In the material below, identify each line bearing the word "panel". Reproduce those lines.

(Chart and figure data)
◇ ◇ ◇ ◇ ◇ ◇ ◇

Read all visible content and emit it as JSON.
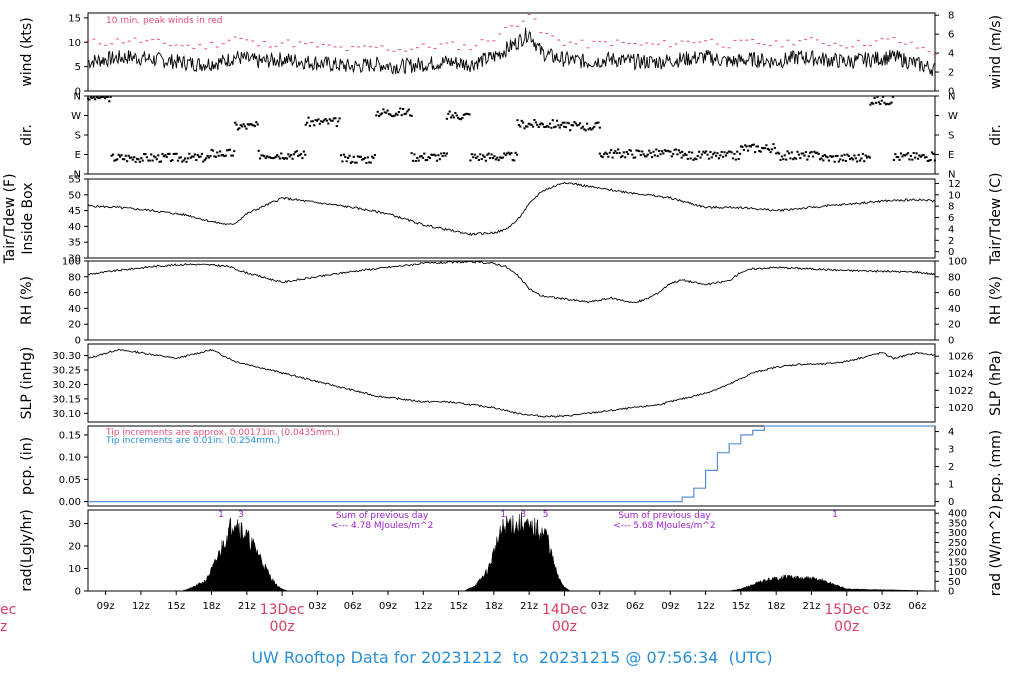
{
  "footer": {
    "text_prefix": "UW Rooftop Data for",
    "start": "20231212",
    "to_word": "to",
    "end": "20231215",
    "at_word": "@",
    "time": "07:56:34",
    "tz": "(UTC)"
  },
  "time_axis": {
    "start_hour": 7.5,
    "end_hour": 79.5,
    "hour_tick_labels": [
      "09z",
      "12z",
      "15z",
      "18z",
      "21z",
      "03z",
      "06z",
      "09z",
      "12z",
      "15z",
      "18z",
      "21z",
      "03z",
      "06z",
      "09z",
      "12z",
      "15z",
      "18z",
      "21z",
      "03z",
      "06z"
    ],
    "hour_tick_hours": [
      9,
      12,
      15,
      18,
      21,
      27,
      30,
      33,
      36,
      39,
      42,
      45,
      51,
      54,
      57,
      60,
      63,
      66,
      69,
      75,
      78
    ],
    "day_labels": [
      {
        "day": "13Dec",
        "time": "00z",
        "hour": 24
      },
      {
        "day": "14Dec",
        "time": "00z",
        "hour": 48
      },
      {
        "day": "15Dec",
        "time": "00z",
        "hour": 72
      }
    ],
    "left_cut_label": {
      "day": "ec",
      "time": "z"
    }
  },
  "chart_data": [
    {
      "type": "line",
      "panel": "wind",
      "ylabel_left": "wind (kts)",
      "ylabel_right": "wind (m/s)",
      "ylim": [
        0,
        16
      ],
      "yticks_left": [
        0,
        5,
        10,
        15
      ],
      "yticks_right": [
        0,
        2,
        4,
        6,
        8
      ],
      "annotation": "10 min. peak winds in red",
      "colors": {
        "mean": "#000000",
        "peak": "#e8507a"
      },
      "series": [
        {
          "name": "wind speed",
          "x": [
            7.5,
            9,
            11,
            13,
            15,
            17,
            19,
            20,
            22,
            24,
            26,
            28,
            30,
            32,
            34,
            36,
            38,
            40,
            42,
            44,
            45,
            46,
            47,
            48,
            50,
            52,
            54,
            56,
            58,
            60,
            62,
            64,
            66,
            68,
            70,
            72,
            74,
            76,
            78,
            79.5
          ],
          "y": [
            6,
            6.5,
            7,
            6.5,
            6,
            5.5,
            6,
            7,
            6,
            6.5,
            6,
            5.5,
            5,
            5.5,
            5,
            5.5,
            6,
            5.5,
            7,
            10,
            12,
            8,
            7,
            6.5,
            6,
            6.5,
            6,
            6,
            6.5,
            7,
            6,
            6.5,
            6,
            7,
            6.5,
            6,
            6.5,
            7,
            5.5,
            4.5
          ]
        },
        {
          "name": "peak gust",
          "x": [
            7.5,
            9,
            11,
            13,
            15,
            17,
            19,
            20,
            22,
            24,
            26,
            28,
            30,
            32,
            34,
            36,
            38,
            40,
            42,
            44,
            45,
            46,
            47,
            48,
            50,
            52,
            54,
            56,
            58,
            60,
            62,
            64,
            66,
            68,
            70,
            72,
            74,
            76,
            78,
            79.5
          ],
          "y": [
            10,
            10,
            10.5,
            10,
            9.5,
            9,
            10,
            11,
            9.5,
            10,
            9.5,
            9,
            8.5,
            9,
            8.5,
            9,
            9.5,
            9,
            11,
            14,
            16,
            12,
            11,
            10,
            9.5,
            10,
            9.5,
            9.5,
            10,
            10.5,
            9.5,
            10,
            9.5,
            10.5,
            10,
            9.5,
            10,
            10.5,
            9,
            8
          ]
        }
      ]
    },
    {
      "type": "scatter",
      "panel": "dir",
      "ylabel_left": "dir.",
      "ylabel_right": "dir.",
      "ytick_labels": [
        "N",
        "E",
        "S",
        "W",
        "N"
      ],
      "ytick_degrees": [
        0,
        90,
        180,
        270,
        360
      ],
      "ylim": [
        0,
        360
      ],
      "segments": [
        {
          "x0": 7.5,
          "x1": 9.5,
          "deg": 355
        },
        {
          "x0": 9.5,
          "x1": 18,
          "deg": 75
        },
        {
          "x0": 18,
          "x1": 20,
          "deg": 95
        },
        {
          "x0": 20,
          "x1": 22,
          "deg": 220
        },
        {
          "x0": 22,
          "x1": 26,
          "deg": 90
        },
        {
          "x0": 26,
          "x1": 29,
          "deg": 240
        },
        {
          "x0": 29,
          "x1": 32,
          "deg": 70
        },
        {
          "x0": 32,
          "x1": 35,
          "deg": 285
        },
        {
          "x0": 35,
          "x1": 38,
          "deg": 80
        },
        {
          "x0": 38,
          "x1": 40,
          "deg": 270
        },
        {
          "x0": 40,
          "x1": 44,
          "deg": 80
        },
        {
          "x0": 44,
          "x1": 48,
          "deg": 230
        },
        {
          "x0": 48,
          "x1": 51,
          "deg": 220
        },
        {
          "x0": 51,
          "x1": 58,
          "deg": 95
        },
        {
          "x0": 58,
          "x1": 63,
          "deg": 85
        },
        {
          "x0": 63,
          "x1": 66,
          "deg": 120
        },
        {
          "x0": 66,
          "x1": 70,
          "deg": 85
        },
        {
          "x0": 70,
          "x1": 74,
          "deg": 75
        },
        {
          "x0": 74,
          "x1": 76,
          "deg": 340
        },
        {
          "x0": 76,
          "x1": 79.5,
          "deg": 80
        }
      ]
    },
    {
      "type": "line",
      "panel": "temp",
      "ylabel_left": "Tair/Tdew (F)",
      "ylabel_left2": "Inside Box",
      "ylabel_right": "Tair/Tdew (C)",
      "ylim": [
        30,
        55
      ],
      "yticks_left": [
        30,
        35,
        40,
        45,
        50,
        55
      ],
      "yticks_right": [
        0,
        2,
        4,
        6,
        8,
        10,
        12
      ],
      "x": [
        7.5,
        10,
        13,
        16,
        18,
        19.5,
        20,
        21,
        24,
        27,
        30,
        33,
        36,
        38,
        40,
        42,
        43,
        44,
        45,
        46,
        48,
        51,
        54,
        57,
        60,
        63,
        66,
        69,
        72,
        75,
        78,
        79.5
      ],
      "y": [
        46.5,
        46,
        45,
        43.5,
        41.5,
        40.5,
        41,
        44,
        49,
        47.5,
        46,
        44,
        40.5,
        39,
        37.5,
        38,
        39,
        42,
        47,
        51,
        54,
        52,
        50.5,
        49,
        46,
        46,
        45,
        46,
        47,
        48,
        48.5,
        48
      ]
    },
    {
      "type": "line",
      "panel": "rh",
      "ylabel_left": "RH (%)",
      "ylabel_right": "RH (%)",
      "ylim": [
        0,
        100
      ],
      "yticks_left": [
        0,
        20,
        40,
        60,
        80,
        100
      ],
      "yticks_right": [
        0,
        20,
        40,
        60,
        80,
        100
      ],
      "x": [
        7.5,
        10,
        13,
        16,
        18,
        19.5,
        20,
        21,
        24,
        27,
        30,
        33,
        36,
        38,
        40,
        42,
        43,
        44,
        45,
        46,
        48,
        50,
        52,
        53,
        54,
        55,
        56,
        57,
        58,
        60,
        62,
        63,
        64,
        66,
        69,
        72,
        75,
        78,
        79.5
      ],
      "y": [
        83,
        88,
        93,
        96,
        95,
        93,
        90,
        85,
        73,
        80,
        87,
        92,
        97,
        98,
        99,
        97,
        93,
        82,
        65,
        56,
        52,
        48,
        53,
        50,
        47,
        52,
        60,
        72,
        76,
        70,
        75,
        86,
        90,
        92,
        90,
        88,
        87,
        86,
        83
      ]
    },
    {
      "type": "line",
      "panel": "slp",
      "ylabel_left": "SLP (inHg)",
      "ylabel_right": "SLP (hPa)",
      "ylim": [
        30.07,
        30.34
      ],
      "yticks_left": [
        30.1,
        30.15,
        30.2,
        30.25,
        30.3
      ],
      "ytick_labels_left": [
        "30.10",
        "30.15",
        "30.20",
        "30.25",
        "30.30"
      ],
      "yticks_right_hpa": [
        1020,
        1022,
        1024,
        1026
      ],
      "x": [
        7.5,
        10,
        12,
        15,
        18,
        20,
        22,
        24,
        26,
        28,
        30,
        32,
        34,
        36,
        38,
        40,
        42,
        44,
        46,
        48,
        50,
        52,
        54,
        56,
        58,
        60,
        62,
        64,
        66,
        68,
        70,
        72,
        74,
        75,
        76,
        78,
        79.5
      ],
      "y": [
        30.29,
        30.32,
        30.31,
        30.29,
        30.32,
        30.28,
        30.26,
        30.24,
        30.22,
        30.2,
        30.18,
        30.16,
        30.15,
        30.14,
        30.14,
        30.13,
        30.12,
        30.1,
        30.09,
        30.09,
        30.1,
        30.11,
        30.12,
        30.13,
        30.15,
        30.17,
        30.2,
        30.24,
        30.26,
        30.27,
        30.27,
        30.28,
        30.3,
        30.31,
        30.29,
        30.31,
        30.3
      ],
      "hpa_per_inhg": 33.8639
    },
    {
      "type": "line",
      "panel": "pcp",
      "ylabel_left": "pcp. (in)",
      "ylabel_right": "pcp. (mm)",
      "ylim": [
        -0.01,
        0.17
      ],
      "yticks_left": [
        0.0,
        0.05,
        0.1,
        0.15
      ],
      "ytick_labels_left": [
        "0.00",
        "0.05",
        "0.10",
        "0.15"
      ],
      "yticks_right": [
        0,
        1,
        2,
        3,
        4
      ],
      "notes": [
        {
          "text": "Tip increments are approx. 0.00171in. (0.0435mm.)",
          "color": "#e8507a"
        },
        {
          "text": "Tip increments are 0.01in. (0.254mm.)",
          "color": "#2a8fd8"
        }
      ],
      "color": "#5b8fd0",
      "x": [
        7.5,
        56,
        57,
        58,
        59,
        60,
        61,
        62,
        63,
        64,
        65,
        66,
        67,
        79.5
      ],
      "y": [
        0,
        0,
        0,
        0.01,
        0.03,
        0.07,
        0.11,
        0.13,
        0.15,
        0.16,
        0.17,
        0.17,
        0.17,
        0.17
      ]
    },
    {
      "type": "area",
      "panel": "rad",
      "ylabel_left": "rad(Lgly/hr)",
      "ylabel_right": "rad (W/m^2)",
      "ylim": [
        0,
        36
      ],
      "yticks_left": [
        0,
        10,
        20,
        30
      ],
      "yticks_right": [
        0,
        50,
        100,
        150,
        200,
        250,
        300,
        350,
        400
      ],
      "annotations": [
        {
          "text": "Sum of previous day",
          "hour": 32.5,
          "line": 1
        },
        {
          "text": "<--- 4.78 MJoules/m^2",
          "hour": 32.5,
          "line": 2
        },
        {
          "text": "Sum of previous day",
          "hour": 56.5,
          "line": 1
        },
        {
          "text": "<--- 5.68 MJoules/m^2",
          "hour": 56.5,
          "line": 2
        }
      ],
      "top_markers": [
        {
          "text": "1",
          "hour": 18.8
        },
        {
          "text": "3",
          "hour": 20.5
        },
        {
          "text": "1",
          "hour": 42.8
        },
        {
          "text": "3",
          "hour": 44.5
        },
        {
          "text": "5",
          "hour": 46.4
        },
        {
          "text": "1",
          "hour": 71
        }
      ],
      "annotation_color": "#a020d0",
      "x": [
        7.5,
        15.5,
        16.5,
        17.5,
        18.2,
        18.8,
        19.5,
        20,
        20.5,
        21,
        21.5,
        22,
        22.5,
        23,
        23.5,
        24,
        24.5,
        33,
        39.5,
        40.5,
        41.5,
        42.2,
        42.8,
        43.5,
        44,
        44.5,
        45,
        45.5,
        46,
        46.5,
        47,
        47.5,
        48,
        48.5,
        62,
        63,
        64,
        65,
        66,
        67,
        68,
        69,
        70,
        71,
        72,
        79.5
      ],
      "y": [
        0,
        0,
        2,
        5,
        12,
        20,
        29,
        35,
        30,
        26,
        22,
        18,
        12,
        7,
        3,
        1,
        0,
        0,
        0,
        3,
        10,
        22,
        30,
        33,
        31,
        33,
        29,
        30,
        28,
        27,
        15,
        6,
        2,
        0,
        0,
        1,
        3,
        5,
        6,
        7,
        6,
        6,
        5,
        3,
        1,
        0
      ]
    }
  ]
}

◇ ◇ ◇ ◇ ◇ ◇ ◇

**SOLUTION FOR THIS EXERCISE**
      "panel": "wind",
      "panel": "dir",
      "panel": "temp",
      "panel": "rh",
      "panel": "slp",
      "panel": "pcp",
      "panel": "rad",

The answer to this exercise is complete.